Text provided:

start

[Distutils] formencode as .egg in Debian ??

Josselin Mouette joss at debian.org
Thu Nov 24 21:10:50 CET 2005


Le jeudi 24 novembre 2005 à 14:13 -0500, Phillip J. Eby a écrit :
> On the contrary, quite useful technical discussion about how to make this 
> work has taken place, including proposed changes *which I have accepted* 
> and will implement.  You just haven't been participating in any of that 
> discussion.

Indeed, I arrived in the discussion a bit late, and didn't want to
intervene before having read it all. However, the implementation that
you proposed isn't clear from those messages. Putting things out of the
zip archives and having a separate file for metadata is obviously a good
thing. However, I'm still concerned about things not functioning without
this metadata, and the requirement for adding metadata in packages that
don't need it. As I still don't get the point of including this metadata
in the package, I'd have a hard time proposing other implementations.

> >My tone is aggressive because it's easy to feel irritated by so much
> >foolishness, but on the grounds, this is still a request: please, change
> >your distribution system so that it's possible to distribute your
> >software in a sane way.
> 
> Please help me do that by explaining "sane way" on grounds that don't 
> resort to religion.  Please explain why including a package's *own 
> metadata* that the author *wished to include* is not sane.  Please explain 
> why providing a consistent way (i.e. a cross-distribution, cross-platform 
> way) to identify what Python libraries are installed on a system is not "sane".

A sane way, first of all, means a consistent way. Having two sorts of
Debian python packages is a no-go. Therefore, if we want to switch to a
new way of distributing packages, there has to be some serious grounds
for it. Currently, the picture I have of eggs doesn't show any
advantages over the plain old distutils we are currently using.

end

Exercise prompt: Render the sentence "A sane way, first of all, means a consistent way." from the Distutils mailing-list message into Spanish.

A block of data:
start

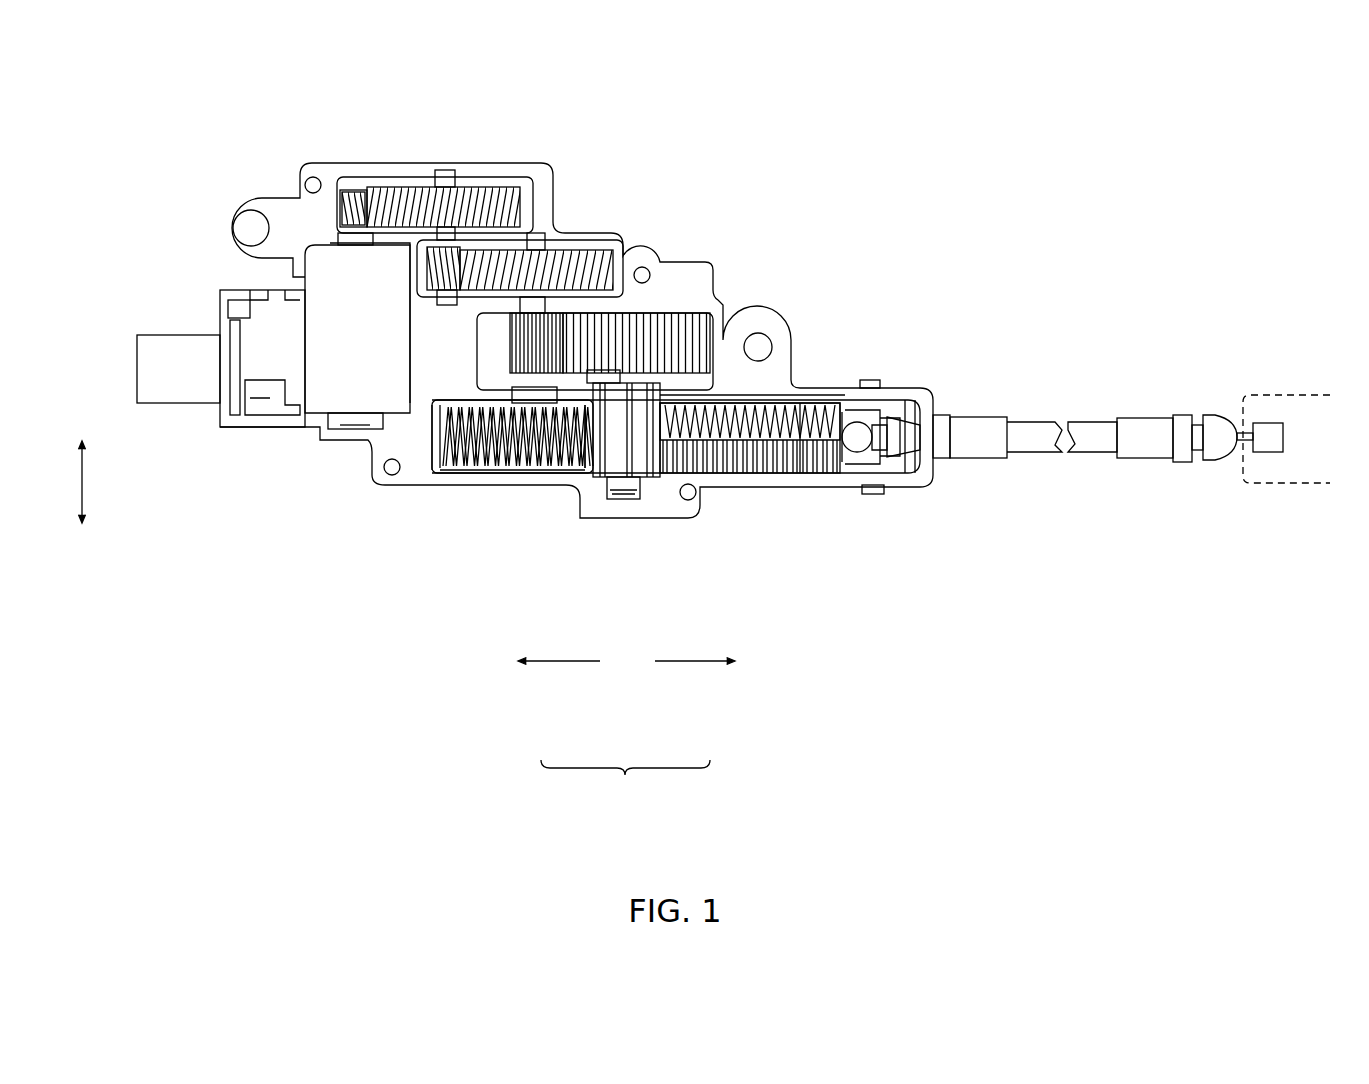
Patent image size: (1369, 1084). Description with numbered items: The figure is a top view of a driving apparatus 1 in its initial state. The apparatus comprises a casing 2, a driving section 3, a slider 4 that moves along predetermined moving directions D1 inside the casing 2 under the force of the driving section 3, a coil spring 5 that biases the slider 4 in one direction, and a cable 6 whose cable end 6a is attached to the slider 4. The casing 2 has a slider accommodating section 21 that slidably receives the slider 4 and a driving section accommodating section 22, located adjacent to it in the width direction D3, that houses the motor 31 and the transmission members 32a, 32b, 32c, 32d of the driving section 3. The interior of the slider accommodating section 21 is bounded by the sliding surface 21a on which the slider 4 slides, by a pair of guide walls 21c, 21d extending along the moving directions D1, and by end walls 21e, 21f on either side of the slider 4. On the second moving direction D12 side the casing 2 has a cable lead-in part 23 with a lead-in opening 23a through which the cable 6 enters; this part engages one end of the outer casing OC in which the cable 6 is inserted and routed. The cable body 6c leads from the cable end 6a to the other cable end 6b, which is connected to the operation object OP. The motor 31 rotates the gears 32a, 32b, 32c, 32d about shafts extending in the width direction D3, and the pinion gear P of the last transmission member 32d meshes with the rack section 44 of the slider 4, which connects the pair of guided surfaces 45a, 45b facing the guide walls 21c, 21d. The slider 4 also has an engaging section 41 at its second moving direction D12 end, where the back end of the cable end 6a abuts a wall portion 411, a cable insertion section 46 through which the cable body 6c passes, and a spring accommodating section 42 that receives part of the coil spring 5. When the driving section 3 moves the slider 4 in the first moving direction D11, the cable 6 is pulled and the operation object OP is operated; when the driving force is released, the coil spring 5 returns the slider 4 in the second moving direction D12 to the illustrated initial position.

The driving apparatus 1 is at (705, 442).
The casing 2 is at (569, 337).
The driving section 3 is at (292, 243).
The slider 4 is at (828, 486).
The coil spring 5 is at (510, 468).
The cable 6 is at (858, 422).
The cable end 6a is at (850, 447).
The cable end 6b is at (1266, 430).
The cable body 6c is at (905, 402).
The slider accommodating section 21 is at (473, 473).
The sliding surface 21a is at (538, 468).
The guide wall 21c is at (430, 418).
The guide wall 21d is at (570, 473).
The end wall 21e is at (445, 473).
The end wall 21f is at (873, 400).
The driving section accommodating section 22 is at (530, 163).
The cable lead-in part 23 is at (940, 492).
The lead-in opening 23a is at (942, 456).
The motor 31 is at (340, 315).
The transmission member 32a is at (365, 188).
The transmission member 32b is at (478, 188).
The transmission member 32c is at (560, 240).
The transmission member 32d is at (670, 330).
The engaging section 41 is at (842, 410).
The spring accommodating section 42 is at (800, 400).
The rack section 44 is at (715, 468).
The guided surface 45a is at (742, 403).
The guided surface 45b is at (752, 462).
The cable insertion section 46 is at (893, 452).
The wall portion 411 is at (865, 470).
The pinion gear P is at (640, 455).
The outer casing OC is at (1093, 430).
The operation object OP is at (1280, 487).
The moving directions D1 is at (625, 783).
The first moving direction D11 is at (560, 664).
The second moving direction D12 is at (697, 664).
The width direction D3 is at (83, 483).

end

Full output: Una forma sensata, ante todo, significa una forma coherente.